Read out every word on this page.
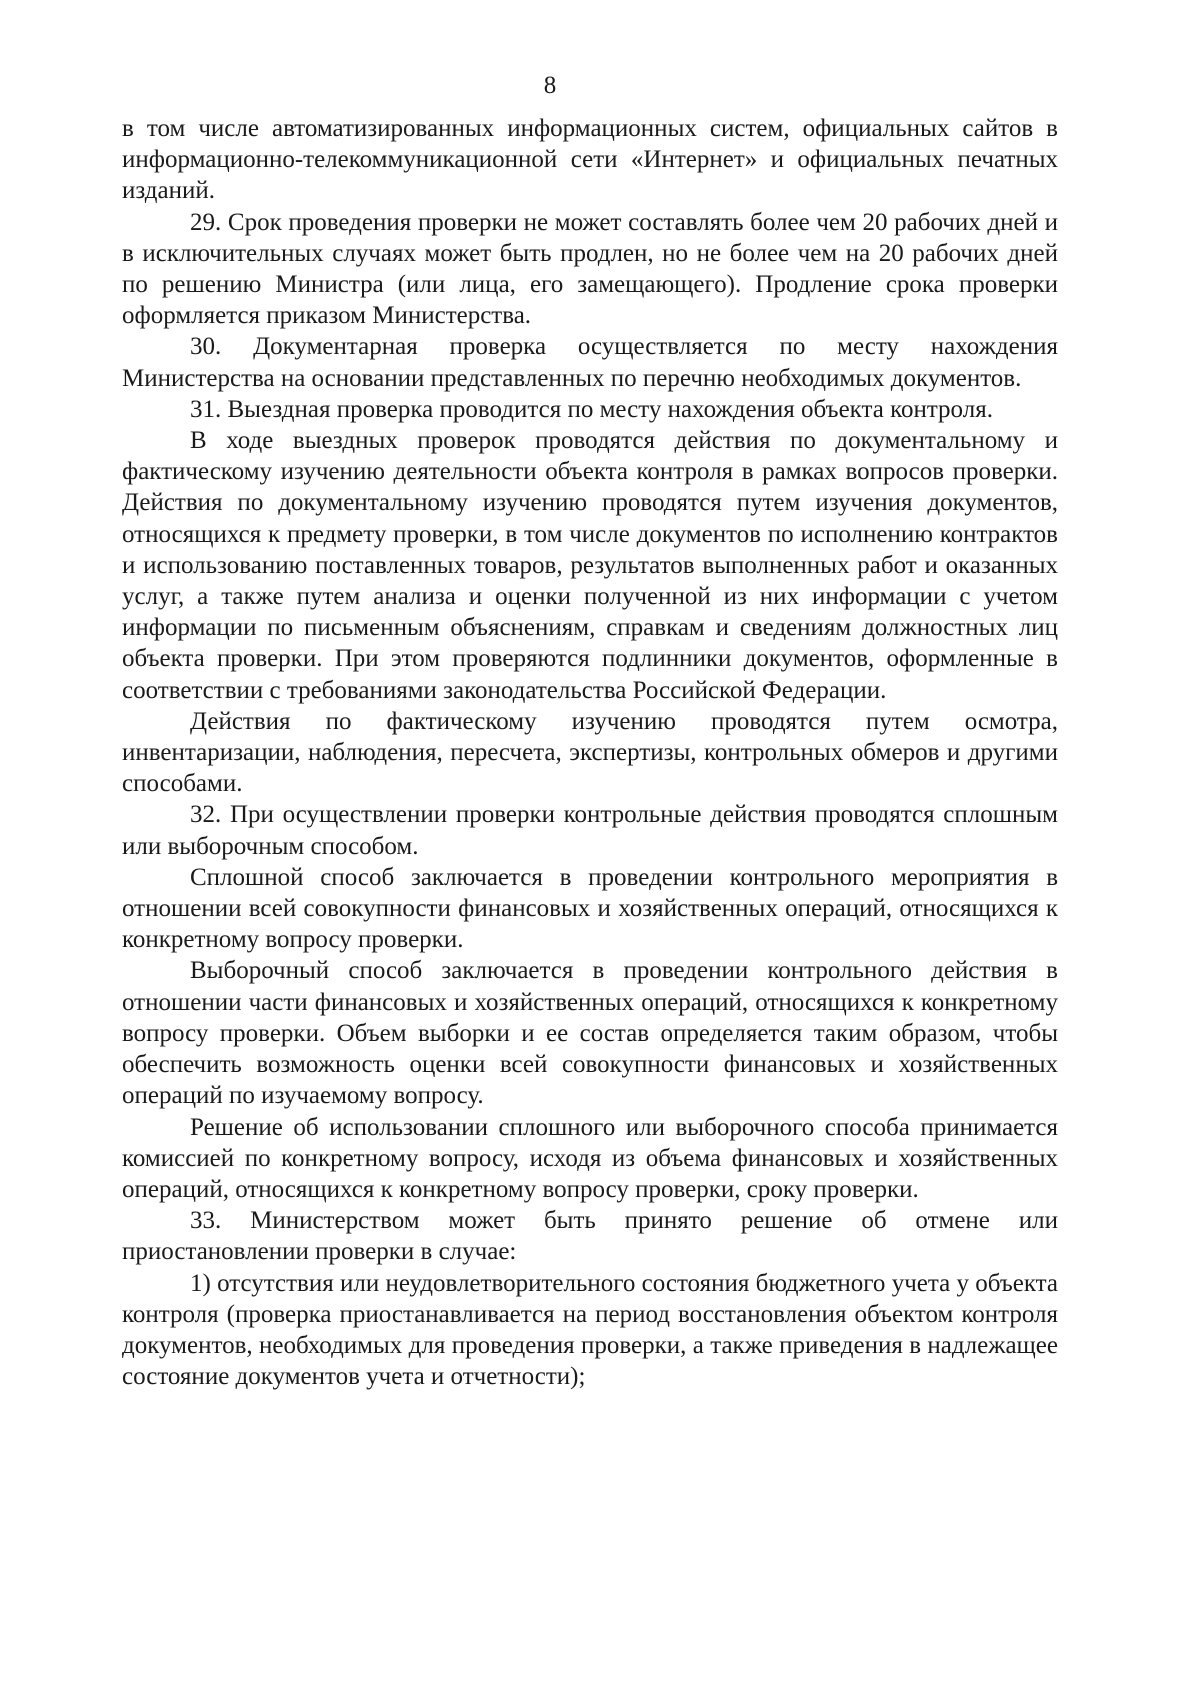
8

в том числе автоматизированных информационных систем, официальных сайтов в информационно-телекоммуникационной сети «Интернет» и официальных печатных изданий.

29. Срок проведения проверки не может составлять более чем 20 рабочих дней и в исключительных случаях может быть продлен, но не более чем на 20 рабочих дней по решению Министра (или лица, его замещающего). Продление срока проверки оформляется приказом Министерства.

30. Документарная проверка осуществляется по месту нахождения Министерства на основании представленных по перечню необходимых документов.

31. Выездная проверка проводится по месту нахождения объекта контроля.

В ходе выездных проверок проводятся действия по документальному и фактическому изучению деятельности объекта контроля в рамках вопросов проверки. Действия по документальному изучению проводятся путем изучения документов, относящихся к предмету проверки, в том числе документов по исполнению контрактов и использованию поставленных товаров, результатов выполненных работ и оказанных услуг, а также путем анализа и оценки полученной из них информации с учетом информации по письменным объяснениям, справкам и сведениям должностных лиц объекта проверки. При этом проверяются подлинники документов, оформленные в соответствии с требованиями законодательства Российской Федерации.

Действия по фактическому изучению проводятся путем осмотра, инвентаризации, наблюдения, пересчета, экспертизы, контрольных обмеров и другими способами.

32. При осуществлении проверки контрольные действия проводятся сплошным или выборочным способом.

Сплошной способ заключается в проведении контрольного мероприятия в отношении всей совокупности финансовых и хозяйственных операций, относящихся к конкретному вопросу проверки.

Выборочный способ заключается в проведении контрольного действия в отношении части финансовых и хозяйственных операций, относящихся к конкретному вопросу проверки. Объем выборки и ее состав определяется таким образом, чтобы обеспечить возможность оценки всей совокупности финансовых и хозяйственных операций по изучаемому вопросу.

Решение об использовании сплошного или выборочного способа принимается комиссией по конкретному вопросу, исходя из объема финансовых и хозяйственных операций, относящихся к конкретному вопросу проверки, сроку проверки.

33. Министерством может быть принято решение об отмене или приостановлении проверки в случае:

1) отсутствия или неудовлетворительного состояния бюджетного учета у объекта контроля (проверка приостанавливается на период восстановления объектом контроля документов, необходимых для проведения проверки, а также приведения в надлежащее состояние документов учета и отчетности);
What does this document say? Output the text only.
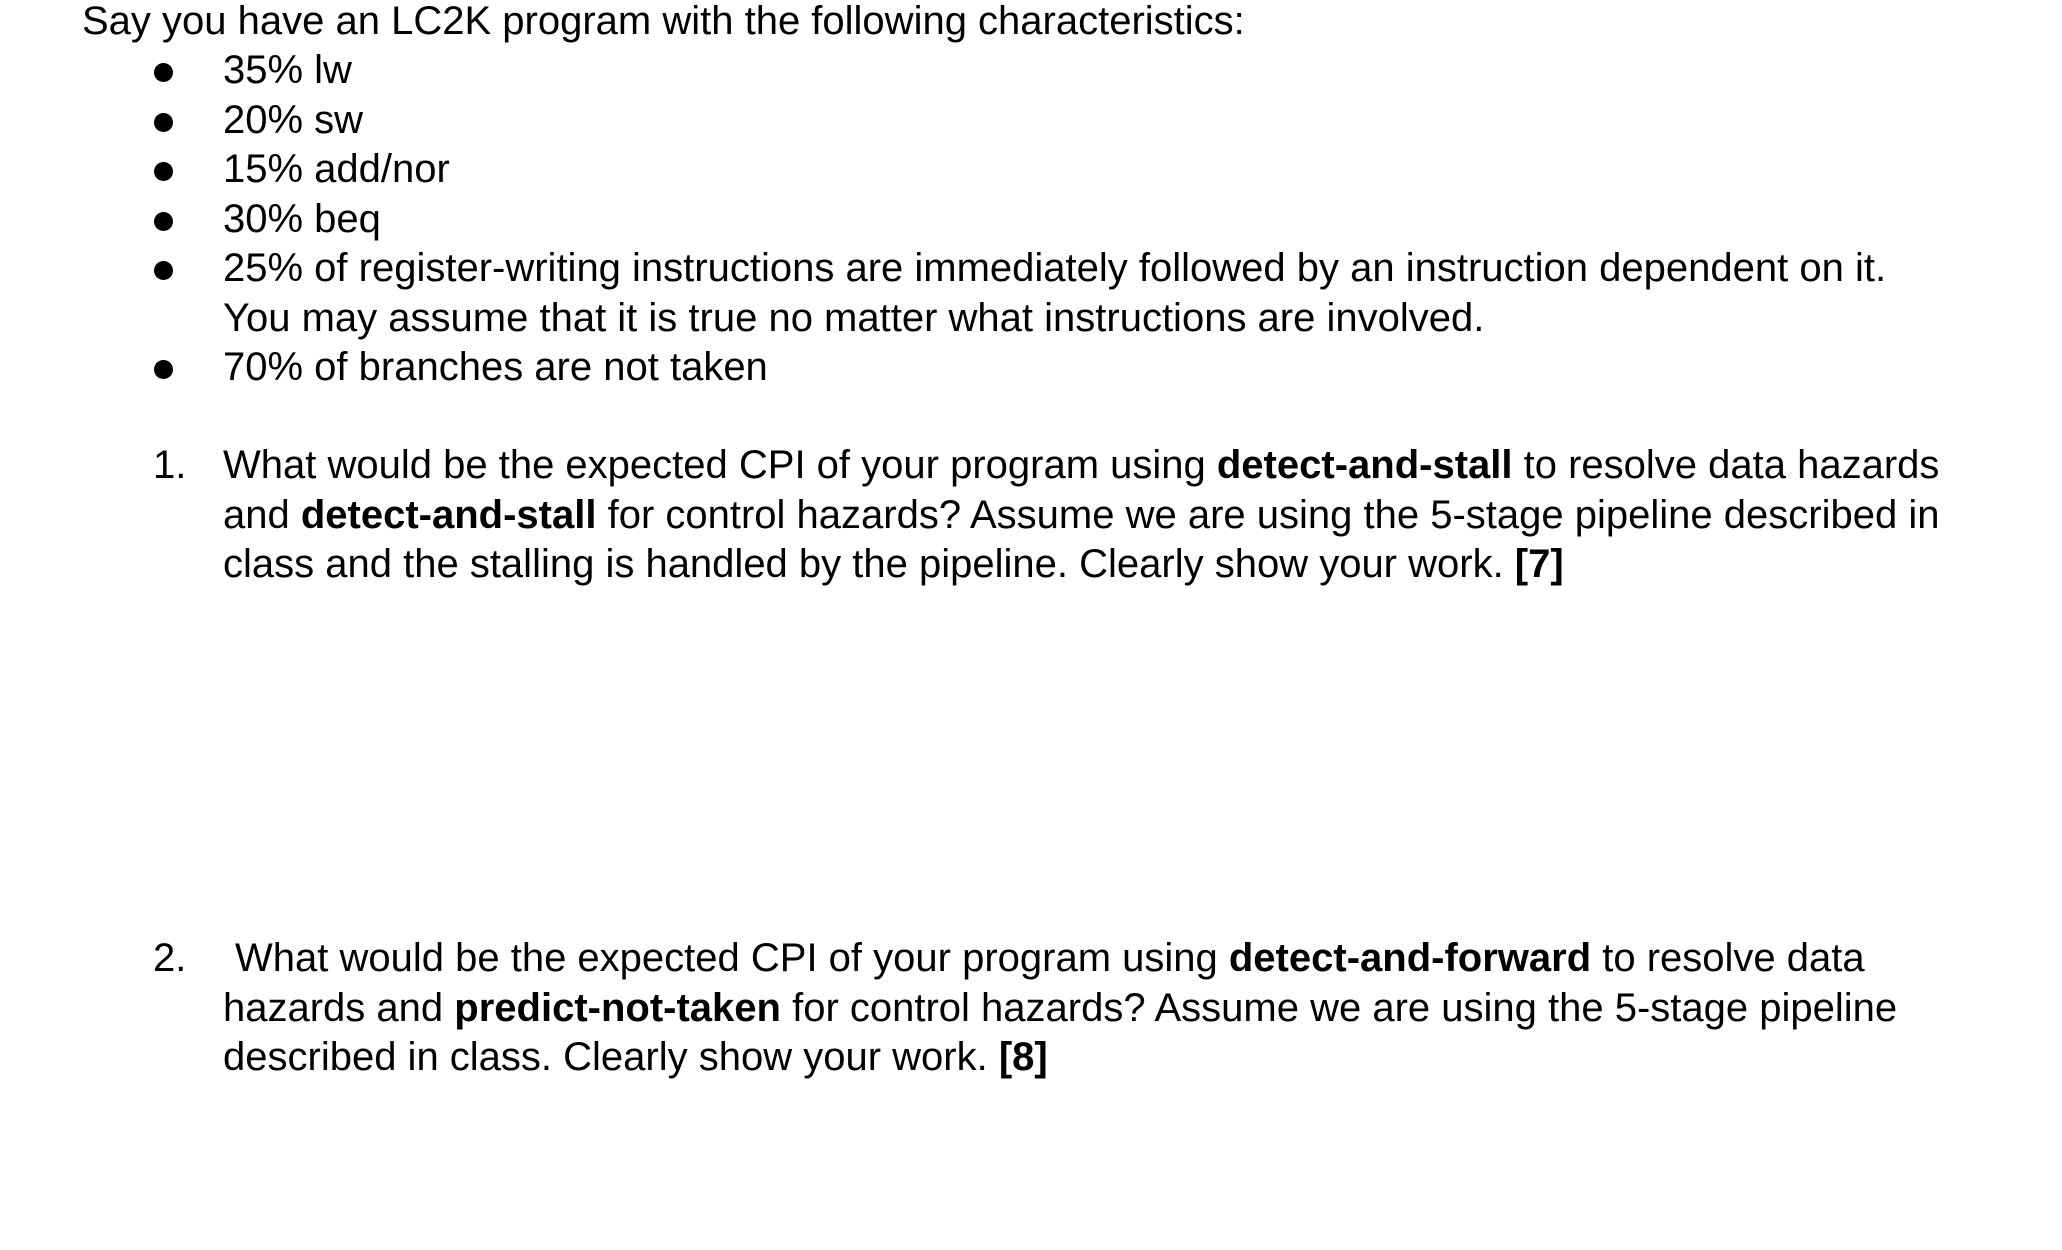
Say you have an LC2K program with the following characteristics:
35% lw
20% sw
15% add/nor
30% beq
25% of register-writing instructions are immediately followed by an instruction dependent on it. You may assume that it is true no matter what instructions are involved.
70% of branches are not taken
1. What would be the expected CPI of your program using detect-and-stall to resolve data hazards and detect-and-stall for control hazards? Assume we are using the 5-stage pipeline described in class and the stalling is handled by the pipeline. Clearly show your work. [7]
2.	What would be the expected CPI of your program using detect-and-forward to resolve data hazards and predict-not-taken for control hazards? Assume we are using the 5-stage pipeline described in class. Clearly show your work. [8]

### Task statement
Show, from the material above, each line that includes the string "месту".

### Written response
30. Документарная проверка осуществляется по месту нахождения Министерства на основании представленных по перечню необходимых документов.
31. Выездная проверка проводится по месту нахождения объекта контроля.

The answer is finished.